▸ Objective: Reproduce each line of the material precisely.

>> begin

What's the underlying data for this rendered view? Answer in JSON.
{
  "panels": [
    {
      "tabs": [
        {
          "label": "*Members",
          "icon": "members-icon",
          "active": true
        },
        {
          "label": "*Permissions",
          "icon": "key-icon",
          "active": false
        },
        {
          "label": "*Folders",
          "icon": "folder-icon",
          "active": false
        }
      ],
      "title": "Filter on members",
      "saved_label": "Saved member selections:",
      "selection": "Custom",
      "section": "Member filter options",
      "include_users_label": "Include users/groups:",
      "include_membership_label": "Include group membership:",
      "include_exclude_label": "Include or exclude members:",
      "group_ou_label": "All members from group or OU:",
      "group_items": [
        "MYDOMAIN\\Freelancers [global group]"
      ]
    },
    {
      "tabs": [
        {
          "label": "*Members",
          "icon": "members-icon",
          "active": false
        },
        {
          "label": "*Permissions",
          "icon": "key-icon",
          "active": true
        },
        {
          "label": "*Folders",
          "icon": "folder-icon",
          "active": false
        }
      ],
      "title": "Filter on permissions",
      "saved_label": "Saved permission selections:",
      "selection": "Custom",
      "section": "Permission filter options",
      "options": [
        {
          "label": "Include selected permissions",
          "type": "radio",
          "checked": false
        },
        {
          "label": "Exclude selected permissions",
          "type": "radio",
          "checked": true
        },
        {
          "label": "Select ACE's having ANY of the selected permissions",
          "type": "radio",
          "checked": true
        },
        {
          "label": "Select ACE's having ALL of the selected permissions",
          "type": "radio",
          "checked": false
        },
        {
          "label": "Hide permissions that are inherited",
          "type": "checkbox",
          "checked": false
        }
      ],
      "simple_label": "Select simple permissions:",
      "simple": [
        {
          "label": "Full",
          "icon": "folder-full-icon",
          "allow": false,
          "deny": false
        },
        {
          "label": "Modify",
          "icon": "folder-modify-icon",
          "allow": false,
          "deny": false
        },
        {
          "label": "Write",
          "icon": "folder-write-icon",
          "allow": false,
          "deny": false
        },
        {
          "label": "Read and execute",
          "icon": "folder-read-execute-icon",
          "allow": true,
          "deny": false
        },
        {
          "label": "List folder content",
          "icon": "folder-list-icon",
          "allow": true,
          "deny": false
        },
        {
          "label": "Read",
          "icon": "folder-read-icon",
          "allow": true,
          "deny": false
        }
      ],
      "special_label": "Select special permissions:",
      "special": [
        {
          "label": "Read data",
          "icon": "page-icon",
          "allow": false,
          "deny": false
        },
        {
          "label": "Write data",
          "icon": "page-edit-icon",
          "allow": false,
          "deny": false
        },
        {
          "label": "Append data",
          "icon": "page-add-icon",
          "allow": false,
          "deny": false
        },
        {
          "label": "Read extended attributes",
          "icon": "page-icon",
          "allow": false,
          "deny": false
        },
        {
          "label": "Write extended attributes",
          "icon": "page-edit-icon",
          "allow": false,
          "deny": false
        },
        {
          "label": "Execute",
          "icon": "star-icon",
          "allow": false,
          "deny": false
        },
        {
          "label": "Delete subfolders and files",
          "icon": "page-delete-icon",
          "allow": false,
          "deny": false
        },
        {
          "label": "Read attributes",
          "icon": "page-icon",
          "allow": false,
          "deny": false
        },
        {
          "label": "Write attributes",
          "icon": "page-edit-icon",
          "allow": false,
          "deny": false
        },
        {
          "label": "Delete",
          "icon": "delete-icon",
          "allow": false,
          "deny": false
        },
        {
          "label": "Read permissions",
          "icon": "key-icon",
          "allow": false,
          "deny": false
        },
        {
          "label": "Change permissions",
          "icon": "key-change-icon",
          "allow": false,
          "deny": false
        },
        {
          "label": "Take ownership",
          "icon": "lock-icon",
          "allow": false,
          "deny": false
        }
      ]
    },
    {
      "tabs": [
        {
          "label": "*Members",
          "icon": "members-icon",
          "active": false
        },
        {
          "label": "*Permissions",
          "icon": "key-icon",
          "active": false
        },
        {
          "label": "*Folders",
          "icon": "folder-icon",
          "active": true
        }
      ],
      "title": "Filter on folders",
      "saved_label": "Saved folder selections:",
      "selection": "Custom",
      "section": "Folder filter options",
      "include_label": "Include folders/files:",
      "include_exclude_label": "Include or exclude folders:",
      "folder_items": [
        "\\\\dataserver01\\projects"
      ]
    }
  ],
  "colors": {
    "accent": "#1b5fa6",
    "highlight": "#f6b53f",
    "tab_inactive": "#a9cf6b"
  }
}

>> end

▸ Answer to this exercise:
What's the underlying data for this rendered view? Answer in JSON.
{
  "panels": [
    {
      "tabs": [
        {
          "label": "*Members",
          "icon": "members-icon",
          "active": true
        },
        {
          "label": "*Permissions",
          "icon": "key-icon",
          "active": false
        },
        {
          "label": "*Folders",
          "icon": "folder-icon",
          "active": false
        }
      ],
      "title": "Filter on members",
      "saved_label": "Saved member selections:",
      "selection": "Custom",
      "section": "Member filter options",
      "include_users_label": "Include users/groups:",
      "include_membership_label": "Include group membership:",
      "include_exclude_label": "Include or exclude members:",
      "group_ou_label": "All members from group or OU:",
      "group_items": [
        "MYDOMAIN\\Freelancers [global group]"
      ]
    },
    {
      "tabs": [
        {
          "label": "*Members",
          "icon": "members-icon",
          "active": false
        },
        {
          "label": "*Permissions",
          "icon": "key-icon",
          "active": true
        },
        {
          "label": "*Folders",
          "icon": "folder-icon",
          "active": false
        }
      ],
      "title": "Filter on permissions",
      "saved_label": "Saved permission selections:",
      "selection": "Custom",
      "section": "Permission filter options",
      "options": [
        {
          "label": "Include selected permissions",
          "type": "radio",
          "checked": false
        },
        {
          "label": "Exclude selected permissions",
          "type": "radio",
          "checked": true
        },
        {
          "label": "Select ACE's having ANY of the selected permissions",
          "type": "radio",
          "checked": true
        },
        {
          "label": "Select ACE's having ALL of the selected permissions",
          "type": "radio",
          "checked": false
        },
        {
          "label": "Hide permissions that are inherited",
          "type": "checkbox",
          "checked": false
        }
      ],
      "simple_label": "Select simple permissions:",
      "simple": [
        {
          "label": "Full",
          "icon": "folder-full-icon",
          "allow": false,
          "deny": false
        },
        {
          "label": "Modify",
          "icon": "folder-modify-icon",
          "allow": false,
          "deny": false
        },
        {
          "label": "Write",
          "icon": "folder-write-icon",
          "allow": false,
          "deny": false
        },
        {
          "label": "Read and execute",
          "icon": "folder-read-execute-icon",
          "allow": true,
          "deny": false
        },
        {
          "label": "List folder content",
          "icon": "folder-list-icon",
          "allow": true,
          "deny": false
        },
        {
          "label": "Read",
          "icon": "folder-read-icon",
          "allow": true,
          "deny": false
        }
      ],
      "special_label": "Select special permissions:",
      "special": [
        {
          "label": "Read data",
          "icon": "page-icon",
          "allow": false,
          "deny": false
        },
        {
          "label": "Write data",
          "icon": "page-edit-icon",
          "allow": false,
          "deny": false
        },
        {
          "label": "Append data",
          "icon": "page-add-icon",
          "allow": false,
          "deny": false
        },
        {
          "label": "Read extended attributes",
          "icon": "page-icon",
          "allow": false,
          "deny": false
        },
        {
          "label": "Write extended attributes",
          "icon": "page-edit-icon",
          "allow": false,
          "deny": false
        },
        {
          "label": "Execute",
          "icon": "star-icon",
          "allow": false,
          "deny": false
        },
        {
          "label": "Delete subfolders and files",
          "icon": "page-delete-icon",
          "allow": false,
          "deny": false
        },
        {
          "label": "Read attributes",
          "icon": "page-icon",
          "allow": false,
          "deny": false
        },
        {
          "label": "Write attributes",
          "icon": "page-edit-icon",
          "allow": false,
          "deny": false
        },
        {
          "label": "Delete",
          "icon": "delete-icon",
          "allow": false,
          "deny": false
        },
        {
          "label": "Read permissions",
          "icon": "key-icon",
          "allow": false,
          "deny": false
        },
        {
          "label": "Change permissions",
          "icon": "key-change-icon",
          "allow": false,
          "deny": false
        },
        {
          "label": "Take ownership",
          "icon": "lock-icon",
          "allow": false,
          "deny": false
        }
      ]
    },
    {
      "tabs": [
        {
          "label": "*Members",
          "icon": "members-icon",
          "active": false
        },
        {
          "label": "*Permissions",
          "icon": "key-icon",
          "active": false
        },
        {
          "label": "*Folders",
          "icon": "folder-icon",
          "active": true
        }
      ],
      "title": "Filter on folders",
      "saved_label": "Saved folder selections:",
      "selection": "Custom",
      "section": "Folder filter options",
      "include_label": "Include folders/files:",
      "include_exclude_label": "Include or exclude folders:",
      "folder_items": [
        "\\\\dataserver01\\projects"
      ]
    }
  ],
  "colors": {
    "accent": "#1b5fa6",
    "highlight": "#f6b53f",
    "tab_inactive": "#a9cf6b"
  }
}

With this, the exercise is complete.